> **BRIEF**:
Gather from the listing below each line that includes the word "veterinary", and copy it.

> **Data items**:
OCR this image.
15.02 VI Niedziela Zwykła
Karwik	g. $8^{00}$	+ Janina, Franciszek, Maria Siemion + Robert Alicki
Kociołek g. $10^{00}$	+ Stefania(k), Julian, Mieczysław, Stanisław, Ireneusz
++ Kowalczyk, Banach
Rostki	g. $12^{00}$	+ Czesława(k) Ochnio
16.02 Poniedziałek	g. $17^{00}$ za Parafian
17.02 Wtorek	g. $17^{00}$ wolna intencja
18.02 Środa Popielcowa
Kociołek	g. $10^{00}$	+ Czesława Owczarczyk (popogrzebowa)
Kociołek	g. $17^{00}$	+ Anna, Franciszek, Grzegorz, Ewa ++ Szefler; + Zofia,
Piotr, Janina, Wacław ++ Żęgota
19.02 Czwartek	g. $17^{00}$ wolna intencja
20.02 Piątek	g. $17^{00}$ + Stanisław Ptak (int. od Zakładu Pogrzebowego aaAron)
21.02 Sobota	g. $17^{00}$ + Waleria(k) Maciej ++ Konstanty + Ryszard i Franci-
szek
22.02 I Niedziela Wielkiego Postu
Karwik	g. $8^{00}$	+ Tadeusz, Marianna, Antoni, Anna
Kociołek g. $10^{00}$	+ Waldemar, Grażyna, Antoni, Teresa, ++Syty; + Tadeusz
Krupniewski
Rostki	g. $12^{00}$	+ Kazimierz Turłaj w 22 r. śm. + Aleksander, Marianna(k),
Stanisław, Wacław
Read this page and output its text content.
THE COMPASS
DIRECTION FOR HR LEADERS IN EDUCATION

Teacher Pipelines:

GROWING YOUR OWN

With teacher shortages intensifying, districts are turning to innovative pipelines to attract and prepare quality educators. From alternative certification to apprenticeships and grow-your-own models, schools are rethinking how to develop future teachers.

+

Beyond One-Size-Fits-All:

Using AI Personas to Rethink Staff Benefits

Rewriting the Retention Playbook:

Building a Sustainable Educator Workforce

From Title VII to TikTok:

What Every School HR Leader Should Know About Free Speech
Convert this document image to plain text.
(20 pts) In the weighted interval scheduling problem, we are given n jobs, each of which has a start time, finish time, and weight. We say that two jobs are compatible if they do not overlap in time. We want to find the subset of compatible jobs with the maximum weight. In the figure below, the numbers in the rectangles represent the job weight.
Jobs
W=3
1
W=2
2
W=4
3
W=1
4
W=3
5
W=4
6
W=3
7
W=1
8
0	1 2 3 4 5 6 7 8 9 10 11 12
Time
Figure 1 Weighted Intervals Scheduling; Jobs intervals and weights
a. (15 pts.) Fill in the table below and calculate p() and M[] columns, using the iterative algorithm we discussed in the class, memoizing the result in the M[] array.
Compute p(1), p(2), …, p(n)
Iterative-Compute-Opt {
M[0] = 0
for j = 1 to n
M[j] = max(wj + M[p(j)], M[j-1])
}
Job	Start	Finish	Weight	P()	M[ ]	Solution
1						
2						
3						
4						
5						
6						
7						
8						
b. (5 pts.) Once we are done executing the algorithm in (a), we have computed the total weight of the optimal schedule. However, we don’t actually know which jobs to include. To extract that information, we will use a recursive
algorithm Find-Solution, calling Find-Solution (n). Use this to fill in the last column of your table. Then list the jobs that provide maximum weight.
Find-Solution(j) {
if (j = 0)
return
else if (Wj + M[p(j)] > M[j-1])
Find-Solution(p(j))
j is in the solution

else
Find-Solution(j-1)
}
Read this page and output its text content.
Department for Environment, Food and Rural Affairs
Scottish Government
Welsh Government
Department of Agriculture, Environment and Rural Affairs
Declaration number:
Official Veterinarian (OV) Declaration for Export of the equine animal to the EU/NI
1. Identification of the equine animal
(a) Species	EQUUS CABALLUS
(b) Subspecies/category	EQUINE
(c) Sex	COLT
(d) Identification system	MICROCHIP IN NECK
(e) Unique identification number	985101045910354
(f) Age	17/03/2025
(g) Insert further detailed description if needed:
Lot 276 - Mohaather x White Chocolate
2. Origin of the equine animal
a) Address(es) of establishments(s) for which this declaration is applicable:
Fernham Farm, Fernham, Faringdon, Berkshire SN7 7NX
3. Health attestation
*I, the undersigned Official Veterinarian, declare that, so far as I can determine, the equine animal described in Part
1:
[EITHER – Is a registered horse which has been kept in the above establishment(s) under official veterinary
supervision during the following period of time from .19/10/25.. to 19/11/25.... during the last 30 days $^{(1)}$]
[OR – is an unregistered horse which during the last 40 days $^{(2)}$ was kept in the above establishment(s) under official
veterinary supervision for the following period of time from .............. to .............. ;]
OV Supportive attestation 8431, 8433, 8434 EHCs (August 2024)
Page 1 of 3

> **OUTPUT OF THE EXERCISE**:
[EITHER – Is a registered horse which has been kept in the above establishment(s) under official veterinary
veterinary supervision for the following period of time from .............. to .............. ;]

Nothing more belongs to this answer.